** start Material supplied **

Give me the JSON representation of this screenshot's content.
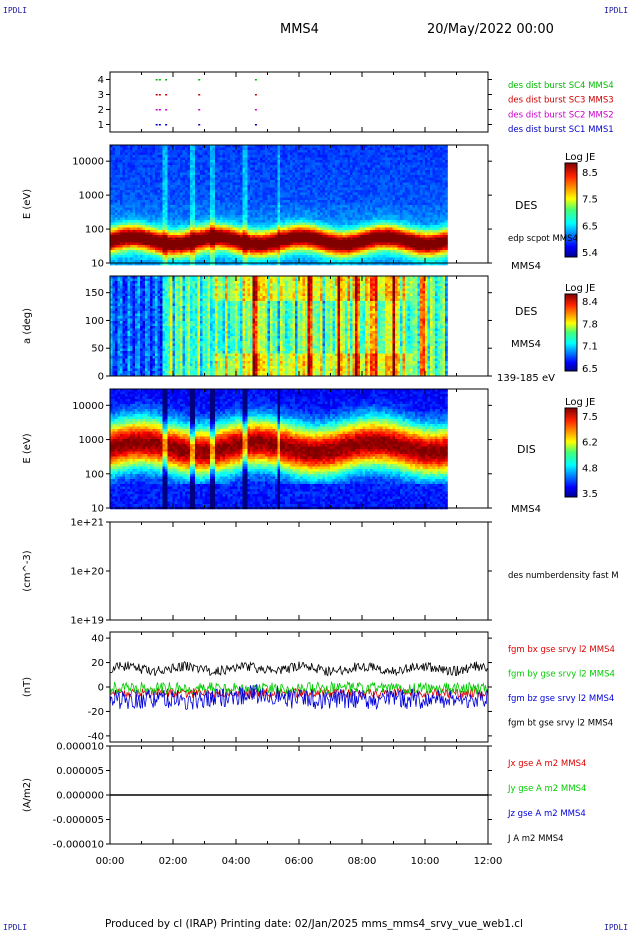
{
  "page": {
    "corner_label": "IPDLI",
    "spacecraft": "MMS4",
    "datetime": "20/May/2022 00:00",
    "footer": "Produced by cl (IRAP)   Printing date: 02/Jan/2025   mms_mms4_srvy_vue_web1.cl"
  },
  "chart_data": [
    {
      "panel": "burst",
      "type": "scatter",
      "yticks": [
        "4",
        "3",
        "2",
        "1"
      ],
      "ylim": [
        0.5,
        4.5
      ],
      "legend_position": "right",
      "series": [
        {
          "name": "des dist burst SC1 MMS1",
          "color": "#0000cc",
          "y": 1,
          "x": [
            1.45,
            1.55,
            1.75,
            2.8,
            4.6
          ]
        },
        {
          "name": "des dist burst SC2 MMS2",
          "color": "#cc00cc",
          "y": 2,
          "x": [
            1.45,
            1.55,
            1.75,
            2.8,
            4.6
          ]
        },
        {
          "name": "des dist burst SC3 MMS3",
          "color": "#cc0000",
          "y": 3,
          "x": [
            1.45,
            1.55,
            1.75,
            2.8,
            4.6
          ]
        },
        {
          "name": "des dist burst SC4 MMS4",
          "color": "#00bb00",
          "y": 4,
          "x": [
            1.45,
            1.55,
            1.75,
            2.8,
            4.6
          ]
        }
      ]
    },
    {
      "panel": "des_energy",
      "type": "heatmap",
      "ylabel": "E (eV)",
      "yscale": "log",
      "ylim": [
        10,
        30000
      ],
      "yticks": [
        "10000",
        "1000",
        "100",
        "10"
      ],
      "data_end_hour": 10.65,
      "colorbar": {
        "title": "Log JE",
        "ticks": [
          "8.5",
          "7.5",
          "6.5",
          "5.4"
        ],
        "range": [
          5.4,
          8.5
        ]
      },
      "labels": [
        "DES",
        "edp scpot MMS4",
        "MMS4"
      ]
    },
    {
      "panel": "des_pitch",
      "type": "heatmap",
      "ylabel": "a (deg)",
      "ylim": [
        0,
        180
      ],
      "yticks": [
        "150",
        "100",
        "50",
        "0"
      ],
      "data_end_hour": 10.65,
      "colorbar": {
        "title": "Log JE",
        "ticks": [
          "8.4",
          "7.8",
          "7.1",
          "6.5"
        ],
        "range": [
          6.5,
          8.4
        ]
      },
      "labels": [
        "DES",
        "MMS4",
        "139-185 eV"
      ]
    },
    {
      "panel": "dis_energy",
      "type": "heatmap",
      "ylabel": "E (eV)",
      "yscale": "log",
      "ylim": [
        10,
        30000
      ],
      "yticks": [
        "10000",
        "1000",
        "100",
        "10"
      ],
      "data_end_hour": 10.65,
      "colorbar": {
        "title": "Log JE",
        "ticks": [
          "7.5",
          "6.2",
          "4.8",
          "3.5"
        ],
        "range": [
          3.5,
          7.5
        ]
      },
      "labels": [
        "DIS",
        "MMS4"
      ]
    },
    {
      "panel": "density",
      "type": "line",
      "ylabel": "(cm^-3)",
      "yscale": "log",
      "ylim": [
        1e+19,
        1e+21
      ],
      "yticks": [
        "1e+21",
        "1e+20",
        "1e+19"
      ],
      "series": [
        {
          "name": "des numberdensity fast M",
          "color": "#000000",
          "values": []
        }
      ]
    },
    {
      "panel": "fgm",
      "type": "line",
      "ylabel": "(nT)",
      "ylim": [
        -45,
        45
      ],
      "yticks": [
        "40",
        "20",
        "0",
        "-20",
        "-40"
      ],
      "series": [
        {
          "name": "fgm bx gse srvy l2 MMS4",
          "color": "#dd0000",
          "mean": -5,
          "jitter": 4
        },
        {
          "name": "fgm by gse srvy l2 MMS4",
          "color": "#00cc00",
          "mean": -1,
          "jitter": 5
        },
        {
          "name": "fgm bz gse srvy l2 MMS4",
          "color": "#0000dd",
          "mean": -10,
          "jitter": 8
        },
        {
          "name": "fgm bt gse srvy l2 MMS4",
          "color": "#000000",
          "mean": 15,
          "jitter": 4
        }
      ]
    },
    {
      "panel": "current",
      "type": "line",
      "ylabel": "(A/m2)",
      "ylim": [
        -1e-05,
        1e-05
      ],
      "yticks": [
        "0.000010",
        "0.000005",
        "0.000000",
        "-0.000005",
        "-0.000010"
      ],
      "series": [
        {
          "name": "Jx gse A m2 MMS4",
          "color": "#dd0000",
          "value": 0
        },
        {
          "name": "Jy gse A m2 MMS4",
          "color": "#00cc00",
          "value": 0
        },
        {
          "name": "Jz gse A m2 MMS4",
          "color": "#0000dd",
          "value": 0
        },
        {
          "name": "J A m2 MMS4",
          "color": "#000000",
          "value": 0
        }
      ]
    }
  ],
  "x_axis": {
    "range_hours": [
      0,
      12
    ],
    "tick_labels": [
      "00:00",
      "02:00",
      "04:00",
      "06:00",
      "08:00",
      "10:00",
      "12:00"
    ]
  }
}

** end Material supplied **
** start Material supplied **

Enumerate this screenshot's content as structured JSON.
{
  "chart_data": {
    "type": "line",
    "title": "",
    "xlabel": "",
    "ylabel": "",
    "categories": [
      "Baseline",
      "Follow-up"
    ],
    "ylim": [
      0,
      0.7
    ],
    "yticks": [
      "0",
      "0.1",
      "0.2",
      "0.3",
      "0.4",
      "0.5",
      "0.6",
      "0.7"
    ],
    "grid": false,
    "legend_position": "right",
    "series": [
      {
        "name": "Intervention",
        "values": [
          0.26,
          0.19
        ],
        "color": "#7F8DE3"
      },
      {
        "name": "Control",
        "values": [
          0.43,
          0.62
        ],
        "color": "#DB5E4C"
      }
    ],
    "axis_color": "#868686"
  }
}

** end Material supplied **
** start Material supplied **

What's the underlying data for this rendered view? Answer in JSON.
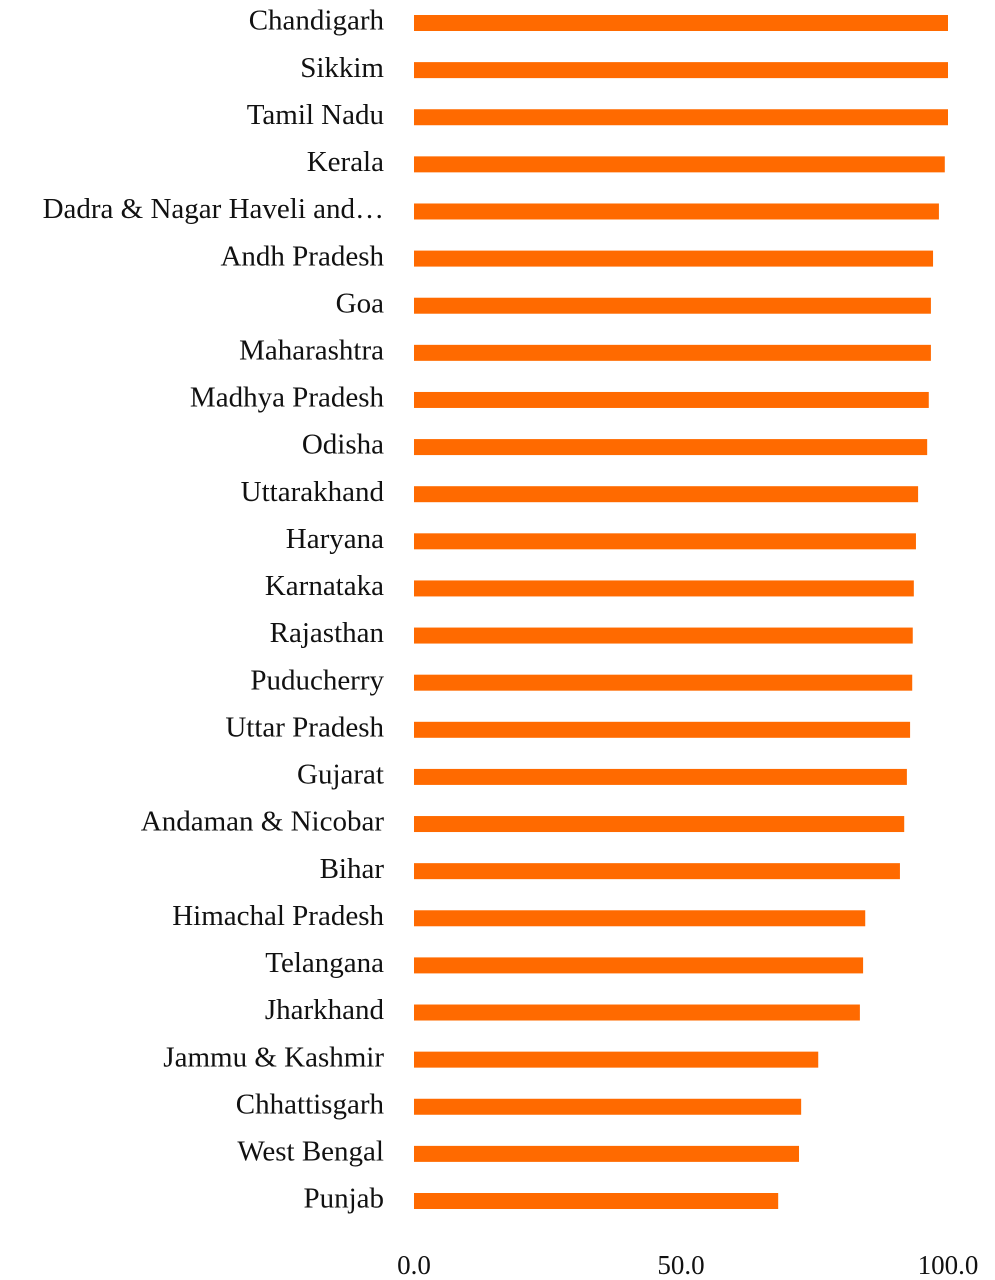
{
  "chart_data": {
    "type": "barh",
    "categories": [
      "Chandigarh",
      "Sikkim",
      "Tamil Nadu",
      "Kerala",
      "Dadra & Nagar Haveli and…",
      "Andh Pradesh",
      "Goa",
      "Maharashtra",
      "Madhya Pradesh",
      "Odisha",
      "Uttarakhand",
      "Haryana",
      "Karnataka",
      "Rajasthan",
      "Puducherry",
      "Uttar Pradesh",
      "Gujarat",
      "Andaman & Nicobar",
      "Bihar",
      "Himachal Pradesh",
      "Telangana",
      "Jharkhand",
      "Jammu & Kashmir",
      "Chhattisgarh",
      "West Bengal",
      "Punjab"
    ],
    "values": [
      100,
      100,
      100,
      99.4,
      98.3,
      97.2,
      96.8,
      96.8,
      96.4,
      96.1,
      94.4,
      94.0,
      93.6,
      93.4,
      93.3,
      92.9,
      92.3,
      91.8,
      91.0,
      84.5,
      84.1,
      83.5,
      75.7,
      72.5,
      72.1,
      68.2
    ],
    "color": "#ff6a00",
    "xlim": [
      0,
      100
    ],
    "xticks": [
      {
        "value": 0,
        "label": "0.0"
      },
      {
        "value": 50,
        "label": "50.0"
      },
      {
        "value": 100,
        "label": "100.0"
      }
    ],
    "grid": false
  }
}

** end Material supplied **

Task instructions >> How many of the listing's lines contain "burst"? Respond with a single number and nothing else.

Problem solution >> 5